-------- Data extract --------

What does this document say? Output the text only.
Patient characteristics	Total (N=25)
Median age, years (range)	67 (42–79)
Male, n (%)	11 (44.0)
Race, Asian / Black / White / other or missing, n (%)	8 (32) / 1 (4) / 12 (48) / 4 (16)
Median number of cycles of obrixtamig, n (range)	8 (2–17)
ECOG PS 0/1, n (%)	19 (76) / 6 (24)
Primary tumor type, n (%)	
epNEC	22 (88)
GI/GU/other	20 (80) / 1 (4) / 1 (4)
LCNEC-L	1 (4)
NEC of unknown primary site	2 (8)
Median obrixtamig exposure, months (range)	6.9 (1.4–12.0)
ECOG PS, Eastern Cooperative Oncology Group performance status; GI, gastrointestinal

--------

What to produce => The answer must be every line of the entries that includes the word "range".

Exercise output =>
Median age, years (range)	67 (42–79)
Median number of cycles of obrixtamig, n (range)	8 (2–17)
Median obrixtamig exposure, months (range)	6.9 (1.4–12.0)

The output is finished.